>> begin

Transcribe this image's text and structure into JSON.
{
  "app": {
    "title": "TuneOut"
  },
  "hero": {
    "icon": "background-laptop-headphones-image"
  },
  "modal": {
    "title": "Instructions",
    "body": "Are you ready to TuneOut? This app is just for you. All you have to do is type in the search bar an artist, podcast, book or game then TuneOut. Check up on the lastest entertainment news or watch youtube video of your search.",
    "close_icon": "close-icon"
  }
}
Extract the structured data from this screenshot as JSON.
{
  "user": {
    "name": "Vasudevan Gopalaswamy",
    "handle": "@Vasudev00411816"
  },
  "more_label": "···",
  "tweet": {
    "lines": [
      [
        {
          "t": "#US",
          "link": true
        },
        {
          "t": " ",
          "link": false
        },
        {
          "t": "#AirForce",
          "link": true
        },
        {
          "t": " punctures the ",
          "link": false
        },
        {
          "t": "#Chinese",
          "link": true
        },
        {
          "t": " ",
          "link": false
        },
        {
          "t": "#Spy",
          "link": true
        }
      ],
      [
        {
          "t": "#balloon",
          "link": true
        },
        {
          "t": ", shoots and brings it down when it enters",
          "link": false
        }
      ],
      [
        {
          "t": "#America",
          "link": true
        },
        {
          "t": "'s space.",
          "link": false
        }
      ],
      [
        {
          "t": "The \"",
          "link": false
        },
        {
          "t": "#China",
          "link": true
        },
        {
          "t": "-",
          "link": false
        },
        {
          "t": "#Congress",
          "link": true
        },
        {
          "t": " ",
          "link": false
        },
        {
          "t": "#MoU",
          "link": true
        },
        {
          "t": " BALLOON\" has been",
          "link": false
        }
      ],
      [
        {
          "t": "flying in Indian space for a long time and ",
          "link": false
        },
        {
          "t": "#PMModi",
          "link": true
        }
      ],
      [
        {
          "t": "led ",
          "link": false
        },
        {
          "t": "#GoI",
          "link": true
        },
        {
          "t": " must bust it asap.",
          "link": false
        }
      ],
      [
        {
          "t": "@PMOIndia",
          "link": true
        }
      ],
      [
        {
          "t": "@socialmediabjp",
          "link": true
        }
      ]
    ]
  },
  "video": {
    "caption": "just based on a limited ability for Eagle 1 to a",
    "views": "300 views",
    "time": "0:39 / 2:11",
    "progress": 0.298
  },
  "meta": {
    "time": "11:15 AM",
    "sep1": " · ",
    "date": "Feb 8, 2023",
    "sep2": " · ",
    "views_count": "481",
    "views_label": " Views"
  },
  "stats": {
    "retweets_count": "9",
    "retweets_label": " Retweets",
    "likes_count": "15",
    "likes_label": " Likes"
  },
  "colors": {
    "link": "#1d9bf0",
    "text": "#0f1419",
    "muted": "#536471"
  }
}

>> end

> **WHAT YOU HAVE TO DO**
Give back all the data exactly as written.

> **TASK RESULT**
Transcribe this image's text and structure into JSON.
{
  "app": {
    "title": "TuneOut"
  },
  "hero": {
    "icon": "background-laptop-headphones-image"
  },
  "modal": {
    "title": "Instructions",
    "body": "Are you ready to TuneOut? This app is just for you. All you have to do is type in the search bar an artist, podcast, book or game then TuneOut. Check up on the lastest entertainment news or watch youtube video of your search.",
    "close_icon": "close-icon"
  }
}
Extract the structured data from this screenshot as JSON.
{
  "user": {
    "name": "Vasudevan Gopalaswamy",
    "handle": "@Vasudev00411816"
  },
  "more_label": "···",
  "tweet": {
    "lines": [
      [
        {
          "t": "#US",
          "link": true
        },
        {
          "t": " ",
          "link": false
        },
        {
          "t": "#AirForce",
          "link": true
        },
        {
          "t": " punctures the ",
          "link": false
        },
        {
          "t": "#Chinese",
          "link": true
        },
        {
          "t": " ",
          "link": false
        },
        {
          "t": "#Spy",
          "link": true
        }
      ],
      [
        {
          "t": "#balloon",
          "link": true
        },
        {
          "t": ", shoots and brings it down when it enters",
          "link": false
        }
      ],
      [
        {
          "t": "#America",
          "link": true
        },
        {
          "t": "'s space.",
          "link": false
        }
      ],
      [
        {
          "t": "The \"",
          "link": false
        },
        {
          "t": "#China",
          "link": true
        },
        {
          "t": "-",
          "link": false
        },
        {
          "t": "#Congress",
          "link": true
        },
        {
          "t": " ",
          "link": false
        },
        {
          "t": "#MoU",
          "link": true
        },
        {
          "t": " BALLOON\" has been",
          "link": false
        }
      ],
      [
        {
          "t": "flying in Indian space for a long time and ",
          "link": false
        },
        {
          "t": "#PMModi",
          "link": true
        }
      ],
      [
        {
          "t": "led ",
          "link": false
        },
        {
          "t": "#GoI",
          "link": true
        },
        {
          "t": " must bust it asap.",
          "link": false
        }
      ],
      [
        {
          "t": "@PMOIndia",
          "link": true
        }
      ],
      [
        {
          "t": "@socialmediabjp",
          "link": true
        }
      ]
    ]
  },
  "video": {
    "caption": "just based on a limited ability for Eagle 1 to a",
    "views": "300 views",
    "time": "0:39 / 2:11",
    "progress": 0.298
  },
  "meta": {
    "time": "11:15 AM",
    "sep1": " · ",
    "date": "Feb 8, 2023",
    "sep2": " · ",
    "views_count": "481",
    "views_label": " Views"
  },
  "stats": {
    "retweets_count": "9",
    "retweets_label": " Retweets",
    "likes_count": "15",
    "likes_label": " Likes"
  },
  "colors": {
    "link": "#1d9bf0",
    "text": "#0f1419",
    "muted": "#536471"
  }
}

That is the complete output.